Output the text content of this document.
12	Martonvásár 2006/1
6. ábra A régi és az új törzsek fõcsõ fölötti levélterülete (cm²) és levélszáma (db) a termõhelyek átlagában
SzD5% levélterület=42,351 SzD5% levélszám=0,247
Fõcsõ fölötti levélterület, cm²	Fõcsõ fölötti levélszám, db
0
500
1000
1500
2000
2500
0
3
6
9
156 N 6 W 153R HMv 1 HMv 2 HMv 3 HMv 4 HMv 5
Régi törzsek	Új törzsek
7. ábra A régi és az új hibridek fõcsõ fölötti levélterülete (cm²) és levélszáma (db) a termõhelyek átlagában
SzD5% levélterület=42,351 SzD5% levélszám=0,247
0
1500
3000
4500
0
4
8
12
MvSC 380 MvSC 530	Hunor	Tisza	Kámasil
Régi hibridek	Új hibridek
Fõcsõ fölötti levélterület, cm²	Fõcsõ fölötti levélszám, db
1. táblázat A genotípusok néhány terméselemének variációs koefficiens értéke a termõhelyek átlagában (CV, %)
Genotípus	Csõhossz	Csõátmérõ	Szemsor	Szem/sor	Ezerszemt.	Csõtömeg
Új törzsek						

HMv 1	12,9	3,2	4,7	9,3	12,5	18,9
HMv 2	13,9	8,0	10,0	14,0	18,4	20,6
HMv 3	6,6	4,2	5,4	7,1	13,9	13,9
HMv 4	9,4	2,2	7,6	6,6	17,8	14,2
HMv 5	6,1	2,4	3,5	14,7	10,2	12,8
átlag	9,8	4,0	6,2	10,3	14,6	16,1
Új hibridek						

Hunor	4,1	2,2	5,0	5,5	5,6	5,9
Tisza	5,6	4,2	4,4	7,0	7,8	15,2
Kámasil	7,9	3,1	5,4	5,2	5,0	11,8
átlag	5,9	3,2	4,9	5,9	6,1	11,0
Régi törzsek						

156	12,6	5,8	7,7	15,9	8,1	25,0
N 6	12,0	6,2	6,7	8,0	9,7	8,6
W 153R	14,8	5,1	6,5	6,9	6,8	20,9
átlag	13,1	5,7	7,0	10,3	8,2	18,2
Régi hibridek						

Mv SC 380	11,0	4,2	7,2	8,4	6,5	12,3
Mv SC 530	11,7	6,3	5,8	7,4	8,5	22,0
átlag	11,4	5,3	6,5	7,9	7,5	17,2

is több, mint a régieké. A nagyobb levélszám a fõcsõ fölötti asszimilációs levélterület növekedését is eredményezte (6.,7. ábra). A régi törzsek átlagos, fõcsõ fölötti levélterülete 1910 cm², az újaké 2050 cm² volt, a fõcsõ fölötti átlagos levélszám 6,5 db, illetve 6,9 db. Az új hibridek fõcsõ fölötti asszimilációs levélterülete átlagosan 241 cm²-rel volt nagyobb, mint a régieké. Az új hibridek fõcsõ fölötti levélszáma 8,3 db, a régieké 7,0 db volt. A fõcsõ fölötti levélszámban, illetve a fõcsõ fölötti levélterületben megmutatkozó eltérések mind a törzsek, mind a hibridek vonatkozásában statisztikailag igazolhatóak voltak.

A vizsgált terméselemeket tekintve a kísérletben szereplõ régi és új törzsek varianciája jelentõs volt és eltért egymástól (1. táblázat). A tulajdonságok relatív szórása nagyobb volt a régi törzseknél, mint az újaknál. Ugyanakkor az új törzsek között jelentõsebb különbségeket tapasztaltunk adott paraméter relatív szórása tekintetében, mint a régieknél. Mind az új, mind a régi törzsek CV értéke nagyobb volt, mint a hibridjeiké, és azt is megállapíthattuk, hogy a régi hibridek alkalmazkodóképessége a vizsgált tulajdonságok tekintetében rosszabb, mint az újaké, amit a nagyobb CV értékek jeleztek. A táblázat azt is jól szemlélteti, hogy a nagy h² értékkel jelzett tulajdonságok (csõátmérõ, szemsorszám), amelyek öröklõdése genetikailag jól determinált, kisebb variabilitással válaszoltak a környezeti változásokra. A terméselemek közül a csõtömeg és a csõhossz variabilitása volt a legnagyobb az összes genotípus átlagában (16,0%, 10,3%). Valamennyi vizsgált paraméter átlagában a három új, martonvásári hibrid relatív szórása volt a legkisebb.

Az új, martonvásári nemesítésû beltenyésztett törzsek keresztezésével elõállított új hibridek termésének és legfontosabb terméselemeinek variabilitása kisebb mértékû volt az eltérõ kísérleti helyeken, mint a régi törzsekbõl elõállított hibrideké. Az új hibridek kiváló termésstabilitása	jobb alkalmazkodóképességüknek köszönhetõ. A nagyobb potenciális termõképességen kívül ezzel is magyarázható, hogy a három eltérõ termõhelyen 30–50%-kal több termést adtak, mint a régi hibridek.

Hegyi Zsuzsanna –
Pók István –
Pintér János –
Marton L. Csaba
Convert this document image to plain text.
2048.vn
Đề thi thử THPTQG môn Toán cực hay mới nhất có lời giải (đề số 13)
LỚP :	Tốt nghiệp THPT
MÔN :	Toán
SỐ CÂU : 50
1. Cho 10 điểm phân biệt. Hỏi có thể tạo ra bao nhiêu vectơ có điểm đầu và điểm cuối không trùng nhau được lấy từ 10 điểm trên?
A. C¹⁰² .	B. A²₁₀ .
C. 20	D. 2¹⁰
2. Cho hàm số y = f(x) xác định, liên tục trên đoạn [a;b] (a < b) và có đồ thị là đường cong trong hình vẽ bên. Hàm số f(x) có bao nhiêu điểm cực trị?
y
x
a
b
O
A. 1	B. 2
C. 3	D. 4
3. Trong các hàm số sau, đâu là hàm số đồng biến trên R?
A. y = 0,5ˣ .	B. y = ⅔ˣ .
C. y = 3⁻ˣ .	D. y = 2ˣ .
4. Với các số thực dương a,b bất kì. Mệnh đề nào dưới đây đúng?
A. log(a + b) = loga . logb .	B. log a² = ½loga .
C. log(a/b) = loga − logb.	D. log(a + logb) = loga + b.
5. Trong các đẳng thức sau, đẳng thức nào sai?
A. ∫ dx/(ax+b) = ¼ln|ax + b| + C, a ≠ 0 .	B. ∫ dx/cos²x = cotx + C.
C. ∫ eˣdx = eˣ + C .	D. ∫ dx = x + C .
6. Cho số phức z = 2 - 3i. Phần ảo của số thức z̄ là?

☆ ☆ ☆ ☆ ☆ ☆ ☆

Your goal ::
The entries above must be returned in full, exactly as shown.

Answer for this exercise ::
Output the text content of this document.
12	Martonvásár 2006/1
6. ábra A régi és az új törzsek fõcsõ fölötti levélterülete (cm²) és levélszáma (db) a termõhelyek átlagában
SzD5% levélterület=42,351 SzD5% levélszám=0,247
Fõcsõ fölötti levélterület, cm²	Fõcsõ fölötti levélszám, db
0
500
1000
1500
2000
2500
0
3
6
9
156 N 6 W 153R HMv 1 HMv 2 HMv 3 HMv 4 HMv 5
Régi törzsek	Új törzsek
7. ábra A régi és az új hibridek fõcsõ fölötti levélterülete (cm²) és levélszáma (db) a termõhelyek átlagában
SzD5% levélterület=42,351 SzD5% levélszám=0,247
0
1500
3000
4500
0
4
8
12
MvSC 380 MvSC 530	Hunor	Tisza	Kámasil
Régi hibridek	Új hibridek
Fõcsõ fölötti levélterület, cm²	Fõcsõ fölötti levélszám, db
1. táblázat A genotípusok néhány terméselemének variációs koefficiens értéke a termõhelyek átlagában (CV, %)
Genotípus	Csõhossz	Csõátmérõ	Szemsor	Szem/sor	Ezerszemt.	Csõtömeg
Új törzsek						

HMv 1	12,9	3,2	4,7	9,3	12,5	18,9
HMv 2	13,9	8,0	10,0	14,0	18,4	20,6
HMv 3	6,6	4,2	5,4	7,1	13,9	13,9
HMv 4	9,4	2,2	7,6	6,6	17,8	14,2
HMv 5	6,1	2,4	3,5	14,7	10,2	12,8
átlag	9,8	4,0	6,2	10,3	14,6	16,1
Új hibridek						

Hunor	4,1	2,2	5,0	5,5	5,6	5,9
Tisza	5,6	4,2	4,4	7,0	7,8	15,2
Kámasil	7,9	3,1	5,4	5,2	5,0	11,8
átlag	5,9	3,2	4,9	5,9	6,1	11,0
Régi törzsek						

156	12,6	5,8	7,7	15,9	8,1	25,0
N 6	12,0	6,2	6,7	8,0	9,7	8,6
W 153R	14,8	5,1	6,5	6,9	6,8	20,9
átlag	13,1	5,7	7,0	10,3	8,2	18,2
Régi hibridek						

Mv SC 380	11,0	4,2	7,2	8,4	6,5	12,3
Mv SC 530	11,7	6,3	5,8	7,4	8,5	22,0
átlag	11,4	5,3	6,5	7,9	7,5	17,2

is több, mint a régieké. A nagyobb levélszám a fõcsõ fölötti asszimilációs levélterület növekedését is eredményezte (6.,7. ábra). A régi törzsek átlagos, fõcsõ fölötti levélterülete 1910 cm², az újaké 2050 cm² volt, a fõcsõ fölötti átlagos levélszám 6,5 db, illetve 6,9 db. Az új hibridek fõcsõ fölötti asszimilációs levélterülete átlagosan 241 cm²-rel volt nagyobb, mint a régieké. Az új hibridek fõcsõ fölötti levélszáma 8,3 db, a régieké 7,0 db volt. A fõcsõ fölötti levélszámban, illetve a fõcsõ fölötti levélterületben megmutatkozó eltérések mind a törzsek, mind a hibridek vonatkozásában statisztikailag igazolhatóak voltak.

A vizsgált terméselemeket tekintve a kísérletben szereplõ régi és új törzsek varianciája jelentõs volt és eltért egymástól (1. táblázat). A tulajdonságok relatív szórása nagyobb volt a régi törzseknél, mint az újaknál. Ugyanakkor az új törzsek között jelentõsebb különbségeket tapasztaltunk adott paraméter relatív szórása tekintetében, mint a régieknél. Mind az új, mind a régi törzsek CV értéke nagyobb volt, mint a hibridjeiké, és azt is megállapíthattuk, hogy a régi hibridek alkalmazkodóképessége a vizsgált tulajdonságok tekintetében rosszabb, mint az újaké, amit a nagyobb CV értékek jeleztek. A táblázat azt is jól szemlélteti, hogy a nagy h² értékkel jelzett tulajdonságok (csõátmérõ, szemsorszám), amelyek öröklõdése genetikailag jól determinált, kisebb variabilitással válaszoltak a környezeti változásokra. A terméselemek közül a csõtömeg és a csõhossz variabilitása volt a legnagyobb az összes genotípus átlagában (16,0%, 10,3%). Valamennyi vizsgált paraméter átlagában a három új, martonvásári hibrid relatív szórása volt a legkisebb.

Az új, martonvásári nemesítésû beltenyésztett törzsek keresztezésével elõállított új hibridek termésének és legfontosabb terméselemeinek variabilitása kisebb mértékû volt az eltérõ kísérleti helyeken, mint a régi törzsekbõl elõállított hibrideké. Az új hibridek kiváló termésstabilitása	jobb alkalmazkodóképességüknek köszönhetõ. A nagyobb potenciális termõképességen kívül ezzel is magyarázható, hogy a három eltérõ termõhelyen 30–50%-kal több termést adtak, mint a régi hibridek.

Hegyi Zsuzsanna –
Pók István –
Pintér János –
Marton L. Csaba
Convert this document image to plain text.
2048.vn
Đề thi thử THPTQG môn Toán cực hay mới nhất có lời giải (đề số 13)
LỚP :	Tốt nghiệp THPT
MÔN :	Toán
SỐ CÂU : 50
1. Cho 10 điểm phân biệt. Hỏi có thể tạo ra bao nhiêu vectơ có điểm đầu và điểm cuối không trùng nhau được lấy từ 10 điểm trên?
A. C¹⁰² .	B. A²₁₀ .
C. 20	D. 2¹⁰
2. Cho hàm số y = f(x) xác định, liên tục trên đoạn [a;b] (a < b) và có đồ thị là đường cong trong hình vẽ bên. Hàm số f(x) có bao nhiêu điểm cực trị?
y
x
a
b
O
A. 1	B. 2
C. 3	D. 4
3. Trong các hàm số sau, đâu là hàm số đồng biến trên R?
A. y = 0,5ˣ .	B. y = ⅔ˣ .
C. y = 3⁻ˣ .	D. y = 2ˣ .
4. Với các số thực dương a,b bất kì. Mệnh đề nào dưới đây đúng?
A. log(a + b) = loga . logb .	B. log a² = ½loga .
C. log(a/b) = loga − logb.	D. log(a + logb) = loga + b.
5. Trong các đẳng thức sau, đẳng thức nào sai?
A. ∫ dx/(ax+b) = ¼ln|ax + b| + C, a ≠ 0 .	B. ∫ dx/cos²x = cotx + C.
C. ∫ eˣdx = eˣ + C .	D. ∫ dx = x + C .
6. Cho số phức z = 2 - 3i. Phần ảo của số thức z̄ là?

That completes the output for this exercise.